What the task requires: Copy out all of the rows below word for word, but leave out the pictures.

[Page element annotations]
********

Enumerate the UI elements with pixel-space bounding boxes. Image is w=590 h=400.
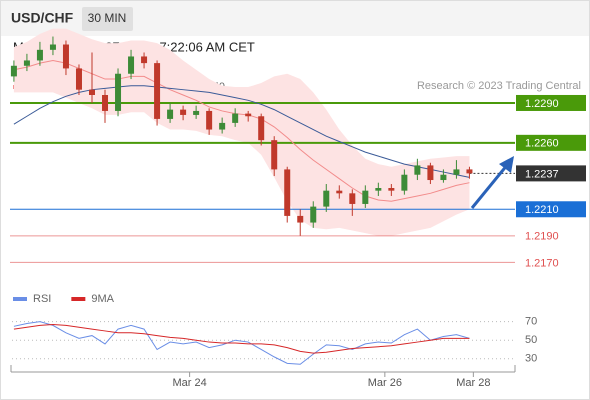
level-label: 1.2237 — [525, 168, 559, 180]
candle-body — [206, 110, 213, 130]
x-tick-label: Mar 26 — [368, 377, 402, 389]
interval-label[interactable]: 30 MIN — [88, 11, 127, 25]
candle-body — [49, 44, 56, 50]
forecast-arrow — [470, 163, 510, 209]
candle-body — [167, 109, 174, 119]
candle-body — [336, 190, 343, 194]
level-label: 1.2190 — [525, 231, 559, 243]
candle-body — [10, 65, 17, 77]
candle-body — [310, 206, 317, 223]
candle-body — [414, 165, 421, 175]
price-chart: MA 20 + Bollinger BandsMA 501.22901.2260… — [10, 28, 586, 269]
level-label: 1.2210 — [525, 204, 559, 216]
candle-body — [349, 193, 356, 204]
candle-body — [466, 169, 473, 174]
level-box — [516, 134, 586, 151]
source: Research © 2023 Trading Central — [417, 80, 581, 92]
candle-body — [388, 188, 395, 191]
candle-body — [427, 165, 434, 181]
level-label: 1.2260 — [525, 138, 559, 150]
indicator-line — [13, 321, 470, 365]
candle-body — [245, 113, 252, 117]
candle-body — [193, 110, 200, 115]
x-tick-label: Mar 24 — [172, 377, 206, 389]
y-tick-label: 30 — [525, 353, 537, 365]
candle-body — [440, 174, 447, 181]
x-tick-label: Mar 28 — [456, 377, 490, 389]
candle-body — [323, 190, 330, 207]
level-label: 1.2170 — [525, 257, 559, 269]
candle-body — [362, 190, 369, 204]
indicator-line — [13, 323, 470, 354]
candle-body — [258, 116, 265, 141]
y-tick-label: 70 — [525, 316, 537, 328]
candle-body — [375, 188, 382, 191]
candle-body — [232, 113, 239, 123]
candle-body — [88, 89, 95, 95]
candle-body — [297, 215, 304, 223]
symbol: USD/CHF — [11, 10, 74, 26]
rsi-chart: RSI 9MA 30 50 70 Mar 24 Mar 26 Mar 28 — [12, 293, 537, 389]
ma-line — [13, 59, 470, 202]
candle-body — [401, 174, 408, 191]
candle-body — [154, 63, 161, 119]
legend-swatch — [71, 297, 86, 301]
legend-label: RSI — [33, 293, 51, 305]
candle-body — [141, 56, 148, 64]
candle-body — [453, 169, 460, 175]
candle-body — [23, 60, 30, 66]
legend-label: 9MA — [91, 293, 114, 305]
arrow-head — [499, 156, 514, 173]
candle-body — [75, 68, 82, 90]
candle-body — [62, 44, 69, 69]
candle-body — [180, 109, 187, 115]
level-box — [516, 165, 586, 182]
level-box — [516, 201, 586, 218]
bollinger-band — [13, 28, 470, 236]
candle-body — [284, 169, 291, 216]
legend-swatch — [13, 297, 27, 301]
candle-body — [219, 122, 226, 130]
candle-body — [271, 140, 278, 170]
candle-body — [115, 73, 122, 111]
level-box — [516, 94, 586, 111]
y-tick-label: 50 — [525, 334, 537, 346]
candle-body — [128, 56, 135, 74]
level-label: 1.2290 — [525, 98, 559, 110]
interval-button[interactable] — [82, 7, 133, 31]
candle-body — [36, 49, 43, 61]
candle-body — [102, 95, 109, 111]
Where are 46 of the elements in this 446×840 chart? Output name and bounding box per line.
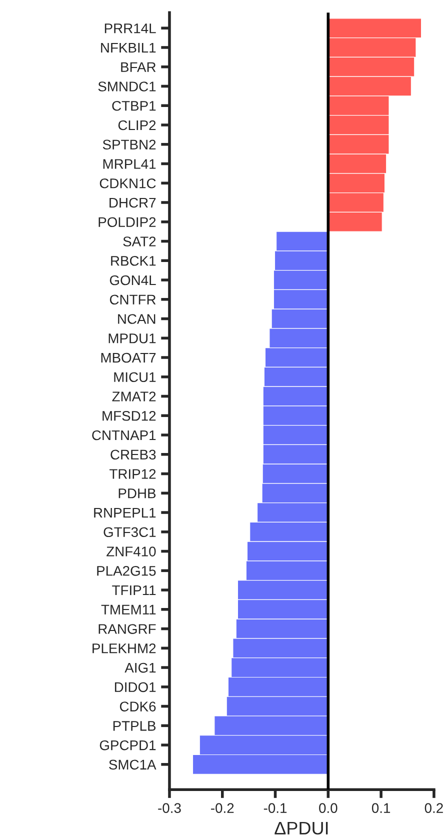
y-tick-label: SMNDC1	[98, 82, 156, 92]
y-tick-label: TMEM11	[101, 604, 156, 614]
x-tick-label: 0.0	[319, 803, 338, 813]
y-tick-label: CLIP2	[118, 120, 156, 130]
y-tick-label: MICU1	[114, 372, 156, 382]
y-tick-label: NCAN	[118, 314, 156, 324]
y-tick-label: CDK6	[120, 702, 156, 712]
y-tick-label: DHCR7	[110, 198, 156, 208]
y-tick-label: MBOAT7	[101, 352, 156, 363]
y-tick-label: CNTNAP1	[92, 430, 156, 440]
y-tick-label: SAT2	[123, 236, 156, 246]
x-axis-title: ΔPDUI	[274, 822, 328, 835]
y-tick-label: POLDIP2	[98, 217, 156, 228]
y-tick-label: CREB3	[110, 450, 156, 460]
y-tick-label: RANGRF	[98, 624, 156, 634]
y-tick-label: ZMAT2	[112, 392, 156, 402]
y-tick-label: TRIP12	[110, 469, 156, 479]
y-tick-label: MFSD12	[102, 410, 156, 421]
x-tick-label: 0.1	[372, 803, 390, 813]
y-tick-label: PRR14L	[104, 24, 156, 34]
x-tick-label: -0.3	[158, 803, 181, 813]
x-tick-label: 0.2	[424, 803, 443, 813]
y-tick-label: CNTFR	[110, 294, 156, 305]
y-tick-label: MRPL41	[103, 159, 156, 169]
y-tick-label: PLEKHM2	[92, 643, 156, 654]
x-tick-label: -0.2	[211, 803, 234, 813]
x-tick-label: -0.1	[264, 803, 287, 813]
y-tick-label: PLA2G15	[97, 566, 156, 576]
y-tick-label: BFAR	[121, 62, 156, 72]
y-tick-label: SPTBN2	[102, 140, 156, 150]
y-tick-label: GON4L	[110, 275, 156, 286]
y-tick-label: DIDO1	[114, 682, 156, 692]
y-tick-label: RNPEPL1	[94, 508, 156, 518]
y-tick-label: CTBP1	[112, 100, 156, 111]
y-tick-label: ZNF410	[106, 546, 156, 556]
y-tick-label: SMC1A	[109, 760, 156, 770]
y-tick-label: MPDU1	[108, 334, 156, 344]
y-tick-label: GTF3C1	[104, 527, 156, 538]
y-tick-label: GPCPD1	[100, 740, 156, 750]
y-tick-label: AIG1	[124, 662, 156, 673]
y-tick-label: CDKN1C	[100, 178, 156, 188]
y-tick-label: PTPLB	[113, 721, 156, 731]
y-tick-label: PDHB	[118, 488, 156, 498]
y-tick-label: TFIP11	[112, 586, 156, 596]
y-tick-label: RBCK1	[111, 256, 156, 266]
y-tick-label: NFKBIL1	[101, 42, 156, 53]
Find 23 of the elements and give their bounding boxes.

********

Full output:
Enumerate the UI elements with pixel-space bounding boxes. Image is w=590 h=400.
level-label: 1.2237 — [525, 168, 559, 180]
candle-body — [206, 110, 213, 130]
x-tick-label: Mar 26 — [368, 377, 402, 389]
interval-label[interactable]: 30 MIN — [88, 11, 127, 25]
candle-body — [49, 44, 56, 50]
forecast-arrow — [470, 163, 510, 209]
candle-body — [167, 109, 174, 119]
candle-body — [336, 190, 343, 194]
level-label: 1.2190 — [525, 231, 559, 243]
candle-body — [10, 65, 17, 77]
candle-body — [310, 206, 317, 223]
candle-body — [414, 165, 421, 175]
price-chart: MA 20 + Bollinger BandsMA 501.22901.2260… — [10, 28, 586, 269]
level-label: 1.2210 — [525, 204, 559, 216]
candle-body — [349, 193, 356, 204]
candle-body — [466, 169, 473, 174]
level-box — [516, 134, 586, 151]
source: Research © 2023 Trading Central — [417, 80, 581, 92]
candle-body — [388, 188, 395, 191]
candle-body — [427, 165, 434, 181]
level-label: 1.2260 — [525, 138, 559, 150]
indicator-line — [13, 321, 470, 365]
candle-body — [245, 113, 252, 117]
candle-body — [193, 110, 200, 115]
x-tick-label: Mar 24 — [172, 377, 206, 389]
y-tick-label: 30 — [525, 353, 537, 365]
candle-body — [440, 174, 447, 181]
x-tick-label: Mar 28 — [456, 377, 490, 389]
candle-body — [323, 190, 330, 207]
level-label: 1.2170 — [525, 257, 559, 269]
candle-body — [362, 190, 369, 204]
indicator-line — [13, 323, 470, 354]
candle-body — [258, 116, 265, 141]
y-tick-label: 70 — [525, 316, 537, 328]
candle-body — [375, 188, 382, 191]
candle-body — [232, 113, 239, 123]
candle-body — [88, 89, 95, 95]
candle-body — [297, 215, 304, 223]
symbol: USD/CHF — [11, 10, 74, 26]
rsi-chart: RSI 9MA 30 50 70 Mar 24 Mar 26 Mar 28 — [12, 293, 537, 389]
ma-line — [13, 59, 470, 202]
candle-body — [401, 174, 408, 191]
candle-body — [154, 63, 161, 119]
legend-swatch — [71, 297, 86, 301]
legend-label: RSI — [33, 293, 51, 305]
candle-body — [141, 56, 148, 64]
candle-body — [453, 169, 460, 175]
candle-body — [23, 60, 30, 66]
legend-label: 9MA — [91, 293, 114, 305]
arrow-head — [499, 156, 514, 173]
candle-body — [75, 68, 82, 90]
candle-body — [62, 44, 69, 69]
candle-body — [180, 109, 187, 115]
level-box — [516, 165, 586, 182]
level-box — [516, 201, 586, 218]
bollinger-band — [13, 28, 470, 236]
candle-body — [284, 169, 291, 216]
legend-swatch — [13, 297, 27, 301]
candle-body — [219, 122, 226, 130]
candle-body — [271, 140, 278, 170]
candle-body — [115, 73, 122, 111]
level-box — [516, 94, 586, 111]
y-tick-label: 50 — [525, 334, 537, 346]
candle-body — [128, 56, 135, 74]
level-label: 1.2290 — [525, 98, 559, 110]
interval-button[interactable] — [82, 7, 133, 31]
candle-body — [36, 49, 43, 61]
candle-body — [102, 95, 109, 111]
Where are 46 of the elements in this 446×840 chart? Output name and bounding box per line.
y-tick-label: SMNDC1	[98, 82, 156, 92]
y-tick-label: TMEM11	[101, 604, 156, 614]
x-tick-label: 0.0	[319, 803, 338, 813]
y-tick-label: CLIP2	[118, 120, 156, 130]
y-tick-label: MICU1	[114, 372, 156, 382]
y-tick-label: NCAN	[118, 314, 156, 324]
y-tick-label: CDK6	[120, 702, 156, 712]
y-tick-label: DHCR7	[110, 198, 156, 208]
y-tick-label: MBOAT7	[101, 352, 156, 363]
y-tick-label: CNTNAP1	[92, 430, 156, 440]
y-tick-label: SAT2	[123, 236, 156, 246]
x-axis-title: ΔPDUI	[274, 822, 328, 835]
y-tick-label: POLDIP2	[98, 217, 156, 228]
y-tick-label: CREB3	[110, 450, 156, 460]
y-tick-label: RANGRF	[98, 624, 156, 634]
y-tick-label: ZMAT2	[112, 392, 156, 402]
y-tick-label: TRIP12	[110, 469, 156, 479]
y-tick-label: MFSD12	[102, 410, 156, 421]
x-tick-label: 0.1	[372, 803, 390, 813]
y-tick-label: PRR14L	[104, 24, 156, 34]
x-tick-label: -0.3	[158, 803, 181, 813]
x-tick-label: 0.2	[424, 803, 443, 813]
y-tick-label: CNTFR	[110, 294, 156, 305]
y-tick-label: MRPL41	[103, 159, 156, 169]
y-tick-label: PLEKHM2	[92, 643, 156, 654]
x-tick-label: -0.2	[211, 803, 234, 813]
x-tick-label: -0.1	[264, 803, 287, 813]
y-tick-label: PLA2G15	[97, 566, 156, 576]
y-tick-label: BFAR	[121, 62, 156, 72]
y-tick-label: SPTBN2	[102, 140, 156, 150]
y-tick-label: GON4L	[110, 275, 156, 286]
y-tick-label: DIDO1	[114, 682, 156, 692]
y-tick-label: RNPEPL1	[94, 508, 156, 518]
y-tick-label: CTBP1	[112, 100, 156, 111]
y-tick-label: ZNF410	[106, 546, 156, 556]
y-tick-label: SMC1A	[109, 760, 156, 770]
y-tick-label: MPDU1	[108, 334, 156, 344]
y-tick-label: GTF3C1	[104, 527, 156, 538]
y-tick-label: GPCPD1	[100, 740, 156, 750]
y-tick-label: AIG1	[124, 662, 156, 673]
y-tick-label: CDKN1C	[100, 178, 156, 188]
y-tick-label: PTPLB	[113, 721, 156, 731]
y-tick-label: PDHB	[118, 488, 156, 498]
y-tick-label: TFIP11	[112, 586, 156, 596]
y-tick-label: RBCK1	[111, 256, 156, 266]
y-tick-label: NFKBIL1	[101, 42, 156, 53]
Find 23 of the elements and give their bounding boxes.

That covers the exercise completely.